[Dataset rows]
# # # # # # #

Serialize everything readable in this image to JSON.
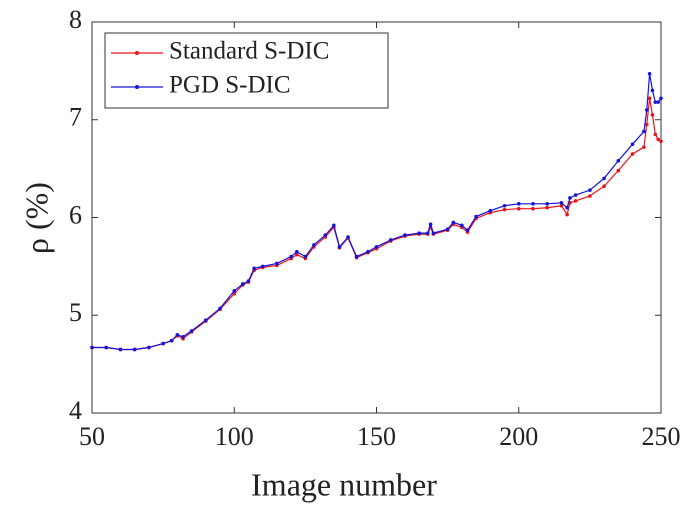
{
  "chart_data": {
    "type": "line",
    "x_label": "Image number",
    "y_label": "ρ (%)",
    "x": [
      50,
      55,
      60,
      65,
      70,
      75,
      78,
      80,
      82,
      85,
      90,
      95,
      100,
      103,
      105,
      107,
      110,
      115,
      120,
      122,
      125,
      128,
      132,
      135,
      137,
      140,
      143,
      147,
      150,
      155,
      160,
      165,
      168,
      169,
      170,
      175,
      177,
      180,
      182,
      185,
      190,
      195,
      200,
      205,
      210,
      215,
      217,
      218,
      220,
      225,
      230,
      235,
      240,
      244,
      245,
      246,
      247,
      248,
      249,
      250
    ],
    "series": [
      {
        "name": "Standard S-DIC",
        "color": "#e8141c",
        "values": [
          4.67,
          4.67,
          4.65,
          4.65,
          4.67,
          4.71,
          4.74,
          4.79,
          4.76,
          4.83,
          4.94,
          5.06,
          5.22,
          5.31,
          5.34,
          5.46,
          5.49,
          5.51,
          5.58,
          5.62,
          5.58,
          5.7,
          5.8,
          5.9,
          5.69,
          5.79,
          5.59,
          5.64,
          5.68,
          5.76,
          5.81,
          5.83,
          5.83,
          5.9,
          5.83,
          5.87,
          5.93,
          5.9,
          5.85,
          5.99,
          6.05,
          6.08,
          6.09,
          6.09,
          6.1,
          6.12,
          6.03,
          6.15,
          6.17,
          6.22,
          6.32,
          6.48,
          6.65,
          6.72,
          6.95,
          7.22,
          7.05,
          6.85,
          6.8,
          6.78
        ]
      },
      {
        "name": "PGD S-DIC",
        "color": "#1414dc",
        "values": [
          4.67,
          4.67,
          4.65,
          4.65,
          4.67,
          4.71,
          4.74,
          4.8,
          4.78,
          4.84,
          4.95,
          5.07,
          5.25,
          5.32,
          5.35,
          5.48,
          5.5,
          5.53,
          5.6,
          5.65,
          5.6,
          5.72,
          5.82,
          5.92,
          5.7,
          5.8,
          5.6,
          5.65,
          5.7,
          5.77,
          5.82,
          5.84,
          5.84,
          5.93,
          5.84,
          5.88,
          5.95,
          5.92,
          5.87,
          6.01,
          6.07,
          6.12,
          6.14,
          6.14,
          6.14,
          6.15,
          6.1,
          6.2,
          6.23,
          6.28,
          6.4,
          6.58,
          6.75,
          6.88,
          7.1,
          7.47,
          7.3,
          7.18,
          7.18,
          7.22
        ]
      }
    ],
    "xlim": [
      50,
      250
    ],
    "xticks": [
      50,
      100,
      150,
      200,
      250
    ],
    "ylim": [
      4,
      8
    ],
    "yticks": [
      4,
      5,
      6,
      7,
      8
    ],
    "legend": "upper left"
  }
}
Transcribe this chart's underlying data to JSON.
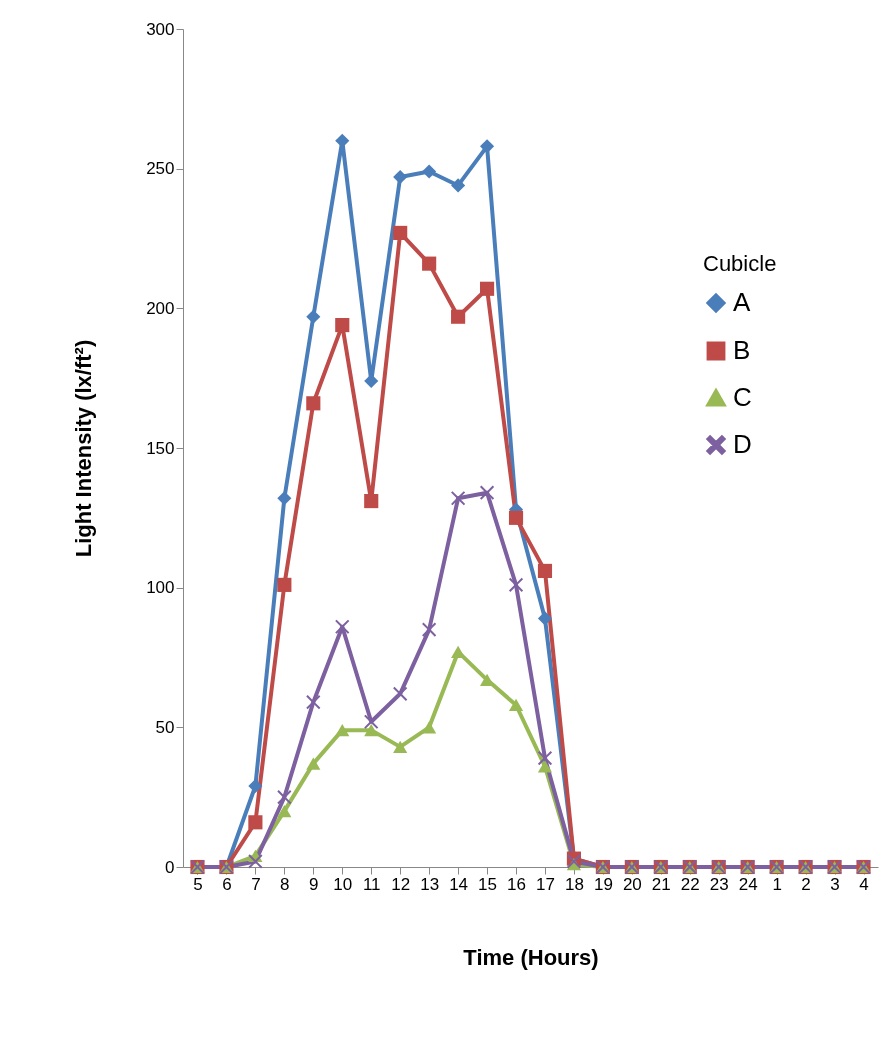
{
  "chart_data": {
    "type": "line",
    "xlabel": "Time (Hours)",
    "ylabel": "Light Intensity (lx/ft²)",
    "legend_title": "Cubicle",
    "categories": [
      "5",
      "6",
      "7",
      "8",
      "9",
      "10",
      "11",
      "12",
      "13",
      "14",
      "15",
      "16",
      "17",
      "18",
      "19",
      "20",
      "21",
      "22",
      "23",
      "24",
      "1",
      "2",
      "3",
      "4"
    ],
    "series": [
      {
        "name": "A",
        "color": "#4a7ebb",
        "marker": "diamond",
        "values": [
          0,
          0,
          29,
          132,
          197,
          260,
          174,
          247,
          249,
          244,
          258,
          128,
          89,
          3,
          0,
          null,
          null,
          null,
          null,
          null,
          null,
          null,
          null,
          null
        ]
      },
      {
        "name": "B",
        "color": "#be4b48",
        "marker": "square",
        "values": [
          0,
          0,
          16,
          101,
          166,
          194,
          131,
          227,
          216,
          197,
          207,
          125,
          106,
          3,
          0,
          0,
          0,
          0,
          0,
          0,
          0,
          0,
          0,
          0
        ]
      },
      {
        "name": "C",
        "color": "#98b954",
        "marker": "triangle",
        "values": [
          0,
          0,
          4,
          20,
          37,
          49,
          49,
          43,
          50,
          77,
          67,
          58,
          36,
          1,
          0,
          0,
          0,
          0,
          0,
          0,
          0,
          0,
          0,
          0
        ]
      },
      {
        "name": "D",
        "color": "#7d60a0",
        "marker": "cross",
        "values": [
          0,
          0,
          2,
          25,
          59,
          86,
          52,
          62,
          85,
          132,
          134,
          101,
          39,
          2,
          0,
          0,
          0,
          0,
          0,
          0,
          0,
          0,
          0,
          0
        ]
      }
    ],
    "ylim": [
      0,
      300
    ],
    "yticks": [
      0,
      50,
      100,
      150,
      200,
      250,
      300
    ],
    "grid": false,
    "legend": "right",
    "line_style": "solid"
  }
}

# # # # # # #

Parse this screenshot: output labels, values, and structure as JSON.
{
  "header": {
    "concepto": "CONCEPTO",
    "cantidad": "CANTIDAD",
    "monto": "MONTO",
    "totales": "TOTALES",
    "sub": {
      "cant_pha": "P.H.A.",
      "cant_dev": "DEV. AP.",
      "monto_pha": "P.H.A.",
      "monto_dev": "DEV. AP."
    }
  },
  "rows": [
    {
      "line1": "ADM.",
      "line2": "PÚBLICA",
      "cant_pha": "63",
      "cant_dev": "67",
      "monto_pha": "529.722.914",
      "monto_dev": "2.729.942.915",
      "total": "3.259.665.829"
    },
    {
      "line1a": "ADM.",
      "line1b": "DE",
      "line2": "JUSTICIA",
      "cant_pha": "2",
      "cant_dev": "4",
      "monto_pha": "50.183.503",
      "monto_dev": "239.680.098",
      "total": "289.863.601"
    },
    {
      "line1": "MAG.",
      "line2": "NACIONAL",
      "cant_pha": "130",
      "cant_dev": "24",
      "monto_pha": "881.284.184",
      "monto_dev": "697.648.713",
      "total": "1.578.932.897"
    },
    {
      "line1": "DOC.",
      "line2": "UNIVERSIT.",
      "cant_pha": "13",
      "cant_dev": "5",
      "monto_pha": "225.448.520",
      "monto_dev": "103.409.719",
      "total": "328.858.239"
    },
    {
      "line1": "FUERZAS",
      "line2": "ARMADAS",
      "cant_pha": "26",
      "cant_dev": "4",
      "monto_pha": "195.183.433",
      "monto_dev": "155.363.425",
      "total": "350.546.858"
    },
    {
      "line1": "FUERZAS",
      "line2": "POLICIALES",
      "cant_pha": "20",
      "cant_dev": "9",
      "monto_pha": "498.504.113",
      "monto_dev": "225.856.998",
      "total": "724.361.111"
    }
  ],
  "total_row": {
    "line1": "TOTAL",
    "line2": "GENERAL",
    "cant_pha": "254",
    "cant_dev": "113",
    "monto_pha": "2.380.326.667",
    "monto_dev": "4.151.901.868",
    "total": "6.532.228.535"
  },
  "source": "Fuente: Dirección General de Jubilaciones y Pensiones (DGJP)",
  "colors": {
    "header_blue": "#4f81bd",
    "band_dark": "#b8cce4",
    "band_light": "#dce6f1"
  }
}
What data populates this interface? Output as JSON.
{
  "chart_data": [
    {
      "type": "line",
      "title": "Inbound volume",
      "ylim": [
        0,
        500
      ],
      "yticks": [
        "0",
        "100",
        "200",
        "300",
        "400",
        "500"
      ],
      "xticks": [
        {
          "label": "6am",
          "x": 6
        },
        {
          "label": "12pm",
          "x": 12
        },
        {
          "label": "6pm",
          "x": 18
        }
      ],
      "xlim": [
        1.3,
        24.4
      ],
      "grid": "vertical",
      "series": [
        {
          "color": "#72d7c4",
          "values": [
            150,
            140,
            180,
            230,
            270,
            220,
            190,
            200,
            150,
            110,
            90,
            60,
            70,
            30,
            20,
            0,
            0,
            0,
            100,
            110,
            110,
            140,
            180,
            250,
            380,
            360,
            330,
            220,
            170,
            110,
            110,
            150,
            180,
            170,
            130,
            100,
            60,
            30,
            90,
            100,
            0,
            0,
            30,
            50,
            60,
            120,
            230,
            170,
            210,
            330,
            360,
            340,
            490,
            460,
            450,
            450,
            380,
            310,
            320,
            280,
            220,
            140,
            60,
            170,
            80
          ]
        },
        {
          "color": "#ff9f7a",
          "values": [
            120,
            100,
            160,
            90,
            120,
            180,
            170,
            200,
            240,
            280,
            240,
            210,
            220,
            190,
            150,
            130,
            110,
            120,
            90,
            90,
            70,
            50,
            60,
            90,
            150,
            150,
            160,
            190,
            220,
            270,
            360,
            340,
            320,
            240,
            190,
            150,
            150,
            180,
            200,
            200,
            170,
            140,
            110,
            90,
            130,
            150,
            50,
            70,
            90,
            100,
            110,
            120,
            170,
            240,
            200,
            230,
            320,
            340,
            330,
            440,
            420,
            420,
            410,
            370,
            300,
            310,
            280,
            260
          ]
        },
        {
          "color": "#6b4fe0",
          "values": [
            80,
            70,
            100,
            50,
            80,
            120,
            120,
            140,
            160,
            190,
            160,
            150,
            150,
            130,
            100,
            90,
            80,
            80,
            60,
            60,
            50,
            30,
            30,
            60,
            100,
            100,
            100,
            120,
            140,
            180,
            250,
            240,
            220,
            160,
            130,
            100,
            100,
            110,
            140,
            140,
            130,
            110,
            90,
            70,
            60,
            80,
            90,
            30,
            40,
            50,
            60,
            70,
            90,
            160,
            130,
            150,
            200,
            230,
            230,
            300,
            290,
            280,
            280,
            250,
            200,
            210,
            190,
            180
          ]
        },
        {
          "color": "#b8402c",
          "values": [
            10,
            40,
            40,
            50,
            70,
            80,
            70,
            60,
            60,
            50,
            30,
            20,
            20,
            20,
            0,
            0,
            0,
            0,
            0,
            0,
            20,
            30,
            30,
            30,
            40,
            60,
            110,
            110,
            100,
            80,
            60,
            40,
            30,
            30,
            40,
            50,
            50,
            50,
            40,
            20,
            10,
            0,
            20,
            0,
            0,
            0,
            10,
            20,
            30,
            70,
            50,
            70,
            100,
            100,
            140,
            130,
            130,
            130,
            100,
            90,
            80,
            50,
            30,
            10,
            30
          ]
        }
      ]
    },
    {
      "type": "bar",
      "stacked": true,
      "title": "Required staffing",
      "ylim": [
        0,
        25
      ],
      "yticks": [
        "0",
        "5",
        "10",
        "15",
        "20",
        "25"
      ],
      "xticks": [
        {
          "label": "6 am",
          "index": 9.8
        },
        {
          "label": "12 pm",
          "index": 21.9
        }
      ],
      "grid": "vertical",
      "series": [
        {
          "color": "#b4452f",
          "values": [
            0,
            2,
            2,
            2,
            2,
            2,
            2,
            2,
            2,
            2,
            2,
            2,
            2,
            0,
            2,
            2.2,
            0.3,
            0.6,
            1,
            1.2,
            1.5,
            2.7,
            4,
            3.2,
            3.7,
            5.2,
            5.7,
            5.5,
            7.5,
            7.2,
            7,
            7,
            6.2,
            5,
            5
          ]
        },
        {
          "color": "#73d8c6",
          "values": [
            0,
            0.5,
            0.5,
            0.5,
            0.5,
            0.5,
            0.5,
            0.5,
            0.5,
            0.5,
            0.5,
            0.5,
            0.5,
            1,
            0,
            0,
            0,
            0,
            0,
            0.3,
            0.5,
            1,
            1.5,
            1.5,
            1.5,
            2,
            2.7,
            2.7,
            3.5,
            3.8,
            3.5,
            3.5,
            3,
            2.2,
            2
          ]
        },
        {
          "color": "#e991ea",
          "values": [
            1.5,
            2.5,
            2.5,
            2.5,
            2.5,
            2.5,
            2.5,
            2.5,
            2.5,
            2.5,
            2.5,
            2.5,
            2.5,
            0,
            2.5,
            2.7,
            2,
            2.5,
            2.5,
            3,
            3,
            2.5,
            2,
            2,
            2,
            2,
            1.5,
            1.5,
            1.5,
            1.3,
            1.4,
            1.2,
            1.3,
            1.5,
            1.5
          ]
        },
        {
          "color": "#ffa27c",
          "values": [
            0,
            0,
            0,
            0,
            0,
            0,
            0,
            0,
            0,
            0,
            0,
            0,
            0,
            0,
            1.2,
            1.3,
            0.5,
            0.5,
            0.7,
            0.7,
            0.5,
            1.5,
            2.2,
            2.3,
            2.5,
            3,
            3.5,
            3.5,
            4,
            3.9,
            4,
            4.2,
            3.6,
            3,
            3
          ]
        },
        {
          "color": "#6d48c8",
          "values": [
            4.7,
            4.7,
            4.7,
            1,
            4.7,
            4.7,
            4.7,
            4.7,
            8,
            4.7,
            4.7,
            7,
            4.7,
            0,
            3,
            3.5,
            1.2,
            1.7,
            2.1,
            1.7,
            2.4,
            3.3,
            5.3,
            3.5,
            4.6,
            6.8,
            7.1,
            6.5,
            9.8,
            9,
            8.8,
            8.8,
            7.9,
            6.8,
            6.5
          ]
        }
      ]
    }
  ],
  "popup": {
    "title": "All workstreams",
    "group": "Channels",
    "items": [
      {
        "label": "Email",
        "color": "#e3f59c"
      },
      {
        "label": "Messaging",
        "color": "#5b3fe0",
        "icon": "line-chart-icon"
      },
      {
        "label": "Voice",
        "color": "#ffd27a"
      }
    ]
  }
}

# # # # # # #

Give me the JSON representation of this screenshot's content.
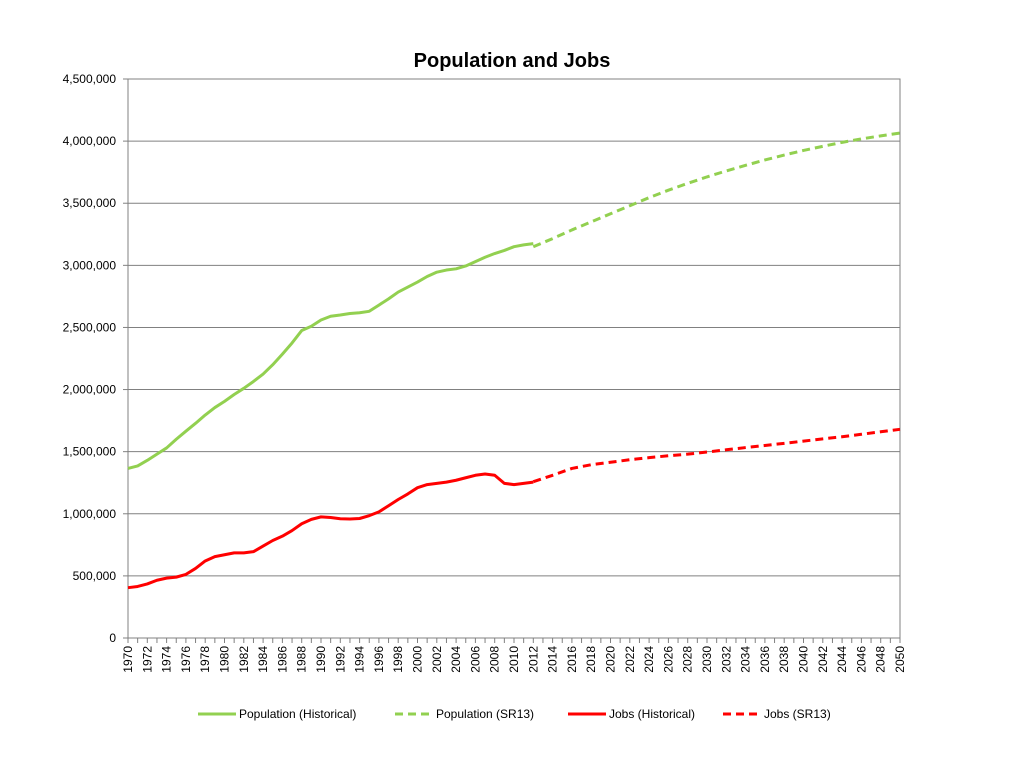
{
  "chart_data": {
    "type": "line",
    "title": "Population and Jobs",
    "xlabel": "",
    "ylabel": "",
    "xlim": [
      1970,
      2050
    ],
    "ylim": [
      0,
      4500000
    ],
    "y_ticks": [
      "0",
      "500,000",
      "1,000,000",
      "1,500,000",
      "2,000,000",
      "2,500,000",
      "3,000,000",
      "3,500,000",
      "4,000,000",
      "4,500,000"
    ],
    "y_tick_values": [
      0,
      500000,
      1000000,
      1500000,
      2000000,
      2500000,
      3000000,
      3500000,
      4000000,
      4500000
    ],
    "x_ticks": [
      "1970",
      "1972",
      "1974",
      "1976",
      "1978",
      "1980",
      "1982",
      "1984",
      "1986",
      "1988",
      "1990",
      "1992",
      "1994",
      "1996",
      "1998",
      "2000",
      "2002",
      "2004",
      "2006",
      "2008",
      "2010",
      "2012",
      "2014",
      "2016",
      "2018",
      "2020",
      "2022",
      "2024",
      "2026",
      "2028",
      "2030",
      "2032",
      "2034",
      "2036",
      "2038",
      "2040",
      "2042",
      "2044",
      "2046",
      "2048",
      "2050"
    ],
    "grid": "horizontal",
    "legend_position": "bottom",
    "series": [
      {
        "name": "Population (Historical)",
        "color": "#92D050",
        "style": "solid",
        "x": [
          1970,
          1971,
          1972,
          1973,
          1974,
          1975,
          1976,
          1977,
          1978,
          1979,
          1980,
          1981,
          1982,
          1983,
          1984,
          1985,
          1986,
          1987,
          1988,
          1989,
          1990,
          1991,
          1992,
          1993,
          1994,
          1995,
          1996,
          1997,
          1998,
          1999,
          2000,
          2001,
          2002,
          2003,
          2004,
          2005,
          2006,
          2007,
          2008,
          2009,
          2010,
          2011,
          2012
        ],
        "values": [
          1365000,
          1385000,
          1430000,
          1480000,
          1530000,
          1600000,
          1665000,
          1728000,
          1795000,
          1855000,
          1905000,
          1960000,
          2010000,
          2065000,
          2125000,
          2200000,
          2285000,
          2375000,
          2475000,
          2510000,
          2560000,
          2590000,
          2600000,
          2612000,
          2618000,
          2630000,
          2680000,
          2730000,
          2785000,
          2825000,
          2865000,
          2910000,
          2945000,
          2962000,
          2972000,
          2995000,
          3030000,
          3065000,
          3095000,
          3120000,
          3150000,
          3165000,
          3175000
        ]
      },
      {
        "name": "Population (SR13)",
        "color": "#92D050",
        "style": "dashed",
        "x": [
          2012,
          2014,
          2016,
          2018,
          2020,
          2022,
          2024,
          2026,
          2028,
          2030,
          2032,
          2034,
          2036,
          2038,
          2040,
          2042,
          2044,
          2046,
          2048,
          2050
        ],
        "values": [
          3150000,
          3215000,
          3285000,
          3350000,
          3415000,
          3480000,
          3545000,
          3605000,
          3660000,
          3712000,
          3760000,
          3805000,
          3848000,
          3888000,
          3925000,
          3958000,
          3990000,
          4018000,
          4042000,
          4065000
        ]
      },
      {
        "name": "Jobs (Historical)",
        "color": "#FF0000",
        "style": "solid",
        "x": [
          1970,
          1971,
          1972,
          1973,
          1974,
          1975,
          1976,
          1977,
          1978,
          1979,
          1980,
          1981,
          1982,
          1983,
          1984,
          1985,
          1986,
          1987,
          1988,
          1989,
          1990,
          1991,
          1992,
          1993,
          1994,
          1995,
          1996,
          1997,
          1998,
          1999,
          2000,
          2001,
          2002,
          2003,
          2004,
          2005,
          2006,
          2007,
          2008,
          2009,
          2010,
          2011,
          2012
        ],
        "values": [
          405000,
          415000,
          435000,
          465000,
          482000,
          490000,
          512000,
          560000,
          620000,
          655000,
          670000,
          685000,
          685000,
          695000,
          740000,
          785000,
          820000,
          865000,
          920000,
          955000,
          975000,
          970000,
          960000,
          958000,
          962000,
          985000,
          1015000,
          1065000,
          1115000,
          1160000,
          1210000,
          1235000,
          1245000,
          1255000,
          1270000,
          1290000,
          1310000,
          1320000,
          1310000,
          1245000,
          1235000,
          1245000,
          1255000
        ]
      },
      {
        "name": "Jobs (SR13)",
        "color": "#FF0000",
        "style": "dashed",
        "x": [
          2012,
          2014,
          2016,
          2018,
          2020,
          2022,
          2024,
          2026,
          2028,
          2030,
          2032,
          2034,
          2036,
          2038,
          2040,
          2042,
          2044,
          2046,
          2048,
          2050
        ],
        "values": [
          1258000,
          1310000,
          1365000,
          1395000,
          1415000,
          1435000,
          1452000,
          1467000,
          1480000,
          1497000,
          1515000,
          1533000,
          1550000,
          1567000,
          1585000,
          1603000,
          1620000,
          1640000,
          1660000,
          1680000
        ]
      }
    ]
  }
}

# # # # # # #

- Directions for this task:
Filter the records, keeping only lines that contain "screenshot", and show those lines.

- Finished answer:
Parse this screenshot: output labels, values, and structure as JSON.
Give me the JSON representation of this screenshot's content.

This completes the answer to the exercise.